[BEGIN Given text]
What the Weisselberg indictment could mean for Trump

The Trump Organization and CFO Allen Weisselberg pleaded not guilty to charges of fraud and tax crimes on Thursday, the latest in the Manhattan D.A.'s criminal probe into the company and its longtime executive. But now that the indictment is on the table, how might Weisselberg, organization executives, and even former President Donald Trump fare as the case progresses?

For one thing, the indictment places Trump himself in "greater criminal jeopardy than ever before," writes Vice News, "and raises the possibility that prosecutors might later seek to expand the case by alleging that more Trump Organization employees were involved in the scheme." The former president denies any wrongdoing.
[END Given text]
[BEGIN Material]
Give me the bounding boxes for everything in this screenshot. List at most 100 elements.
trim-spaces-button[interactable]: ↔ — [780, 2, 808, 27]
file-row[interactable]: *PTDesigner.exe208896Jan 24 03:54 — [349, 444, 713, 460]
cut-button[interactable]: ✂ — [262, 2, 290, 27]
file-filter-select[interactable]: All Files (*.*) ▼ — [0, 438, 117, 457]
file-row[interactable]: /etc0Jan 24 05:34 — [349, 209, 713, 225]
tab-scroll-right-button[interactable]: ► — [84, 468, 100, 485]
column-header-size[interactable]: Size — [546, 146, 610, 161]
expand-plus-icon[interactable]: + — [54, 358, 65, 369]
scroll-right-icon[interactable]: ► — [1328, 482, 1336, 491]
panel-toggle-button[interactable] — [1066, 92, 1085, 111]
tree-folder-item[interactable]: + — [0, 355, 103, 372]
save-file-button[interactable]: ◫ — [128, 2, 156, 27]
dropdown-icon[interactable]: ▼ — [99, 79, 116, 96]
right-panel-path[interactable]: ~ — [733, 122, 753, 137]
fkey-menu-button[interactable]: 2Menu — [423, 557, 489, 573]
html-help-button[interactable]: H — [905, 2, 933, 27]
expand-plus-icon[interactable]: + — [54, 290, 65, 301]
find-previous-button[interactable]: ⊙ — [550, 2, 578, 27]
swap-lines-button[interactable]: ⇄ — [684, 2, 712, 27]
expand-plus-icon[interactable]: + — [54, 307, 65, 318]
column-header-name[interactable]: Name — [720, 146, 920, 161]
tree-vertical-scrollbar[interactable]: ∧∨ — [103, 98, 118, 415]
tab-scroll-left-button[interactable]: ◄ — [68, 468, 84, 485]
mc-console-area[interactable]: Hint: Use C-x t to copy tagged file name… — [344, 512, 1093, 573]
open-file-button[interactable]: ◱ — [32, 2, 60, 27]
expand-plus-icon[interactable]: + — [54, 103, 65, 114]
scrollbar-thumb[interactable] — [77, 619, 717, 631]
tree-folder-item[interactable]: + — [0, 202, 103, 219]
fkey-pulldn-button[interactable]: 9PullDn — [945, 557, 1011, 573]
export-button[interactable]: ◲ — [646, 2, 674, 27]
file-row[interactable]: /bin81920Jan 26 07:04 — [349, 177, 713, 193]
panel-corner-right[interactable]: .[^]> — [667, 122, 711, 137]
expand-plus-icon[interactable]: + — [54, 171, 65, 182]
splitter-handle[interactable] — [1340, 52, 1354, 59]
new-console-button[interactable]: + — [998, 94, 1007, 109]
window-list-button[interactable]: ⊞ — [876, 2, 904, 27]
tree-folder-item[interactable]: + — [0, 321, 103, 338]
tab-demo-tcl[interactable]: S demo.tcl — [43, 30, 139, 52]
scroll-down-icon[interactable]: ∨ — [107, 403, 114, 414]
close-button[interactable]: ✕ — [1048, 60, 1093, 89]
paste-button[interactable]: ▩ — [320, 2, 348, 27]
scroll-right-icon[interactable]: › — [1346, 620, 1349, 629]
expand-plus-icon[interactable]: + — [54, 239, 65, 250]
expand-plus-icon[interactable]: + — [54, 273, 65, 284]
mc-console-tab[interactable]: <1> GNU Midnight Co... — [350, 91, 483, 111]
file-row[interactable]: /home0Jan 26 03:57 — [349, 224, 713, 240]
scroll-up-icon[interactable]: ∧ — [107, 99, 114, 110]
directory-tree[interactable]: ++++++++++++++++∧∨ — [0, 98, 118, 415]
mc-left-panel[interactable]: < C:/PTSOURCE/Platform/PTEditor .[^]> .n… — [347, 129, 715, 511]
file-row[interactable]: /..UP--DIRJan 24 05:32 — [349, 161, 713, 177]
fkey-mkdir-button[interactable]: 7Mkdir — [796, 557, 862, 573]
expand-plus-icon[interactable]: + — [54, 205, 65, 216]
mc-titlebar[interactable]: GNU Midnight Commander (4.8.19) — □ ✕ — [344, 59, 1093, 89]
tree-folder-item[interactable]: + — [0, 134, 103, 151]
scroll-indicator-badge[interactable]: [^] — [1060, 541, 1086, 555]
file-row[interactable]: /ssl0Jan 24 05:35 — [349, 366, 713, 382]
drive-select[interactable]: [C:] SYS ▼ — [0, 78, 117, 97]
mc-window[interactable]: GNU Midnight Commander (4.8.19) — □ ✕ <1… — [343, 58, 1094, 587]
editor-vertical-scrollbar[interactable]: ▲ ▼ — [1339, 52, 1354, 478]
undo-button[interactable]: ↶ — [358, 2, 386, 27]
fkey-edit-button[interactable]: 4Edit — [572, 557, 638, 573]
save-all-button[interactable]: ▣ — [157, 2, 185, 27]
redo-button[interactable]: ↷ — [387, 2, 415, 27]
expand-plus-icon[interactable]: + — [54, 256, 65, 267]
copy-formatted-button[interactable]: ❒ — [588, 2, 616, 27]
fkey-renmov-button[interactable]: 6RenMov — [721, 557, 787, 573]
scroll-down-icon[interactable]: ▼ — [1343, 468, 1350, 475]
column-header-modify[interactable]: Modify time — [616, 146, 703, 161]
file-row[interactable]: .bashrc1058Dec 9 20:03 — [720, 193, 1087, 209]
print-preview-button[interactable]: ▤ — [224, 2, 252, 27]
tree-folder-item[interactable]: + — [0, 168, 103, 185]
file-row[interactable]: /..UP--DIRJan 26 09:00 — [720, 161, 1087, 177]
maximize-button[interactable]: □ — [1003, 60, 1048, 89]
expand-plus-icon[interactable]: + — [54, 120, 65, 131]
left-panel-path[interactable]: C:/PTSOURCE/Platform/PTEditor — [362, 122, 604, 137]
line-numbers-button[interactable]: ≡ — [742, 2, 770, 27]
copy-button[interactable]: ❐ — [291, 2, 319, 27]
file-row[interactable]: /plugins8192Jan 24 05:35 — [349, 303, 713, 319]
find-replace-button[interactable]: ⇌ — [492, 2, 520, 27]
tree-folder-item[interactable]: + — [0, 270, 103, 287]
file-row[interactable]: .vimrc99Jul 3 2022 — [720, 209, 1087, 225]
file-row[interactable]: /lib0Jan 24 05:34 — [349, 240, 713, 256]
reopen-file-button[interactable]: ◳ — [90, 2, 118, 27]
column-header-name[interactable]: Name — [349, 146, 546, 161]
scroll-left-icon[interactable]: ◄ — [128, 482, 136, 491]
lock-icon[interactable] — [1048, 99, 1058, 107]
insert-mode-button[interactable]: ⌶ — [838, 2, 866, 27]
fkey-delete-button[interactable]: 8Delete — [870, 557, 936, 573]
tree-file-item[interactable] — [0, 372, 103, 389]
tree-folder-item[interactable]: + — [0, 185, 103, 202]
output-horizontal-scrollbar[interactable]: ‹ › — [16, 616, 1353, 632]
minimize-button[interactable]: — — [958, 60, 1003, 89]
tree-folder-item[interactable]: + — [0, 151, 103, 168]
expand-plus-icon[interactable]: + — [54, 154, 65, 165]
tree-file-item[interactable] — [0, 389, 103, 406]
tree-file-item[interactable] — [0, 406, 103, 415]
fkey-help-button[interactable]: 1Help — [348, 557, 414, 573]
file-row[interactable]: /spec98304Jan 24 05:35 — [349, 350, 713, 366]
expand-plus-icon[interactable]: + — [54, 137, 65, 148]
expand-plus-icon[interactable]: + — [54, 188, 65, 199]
[END Material]
● Requirements:
1. Duplicate the passage of the article on the Weisselberg indictment from "What the Weisselberg" up to and including "denies any wrongdoing.".
2. Which people or groups does the Weisselberg indictment article ask about in terms of how they might fare as the case moves forward?
3. Resume the article on the Weisselberg indictment from where it stops.

● In response:
1.
What the Weisselberg indictment could mean for Trump

The Trump Organization and CFO Allen Weisselberg pleaded not guilty to charges of fraud and tax crimes on Thursday, the latest in the Manhattan D.A.'s criminal probe into the company and its longtime executive. But now that the indictment is on the table, how might Weisselberg, organization executives, and even former President Donald Trump fare as the case progresses?

For one thing, the indictment places Trump himself in "greater criminal jeopardy than ever before," writes Vice News, "and raises the possibility that prosecutors might later seek to expand the case by alleging that more Trump Organization employees were involved in the scheme." The former president denies any wrongdoing.

2.
- Weisselberg
- Organization executives
- Former President Donald Trump

3.
Weisselberg's future may hinge on his decision to cooperate (or not cooperate) with prosecutors, since, as former U.S. Attorney Preet Bharara notes, the CFO's conviction appears likely. And the fact that he was "charged with conspiracy indicates that he faces years, not months, in prison," adds Jens David Ohlin, vice dean of Cornell Law School, per Vice. "Does that mean he will cooperate with New York prosecutors to spare himself?"

Legal analyst Daniel Goldman believes such a flip is unlikely, which might actually spare Trump.

But perhaps the prospect of "serious jail time & financial ruin" will convince Weisselberg to break under pressure.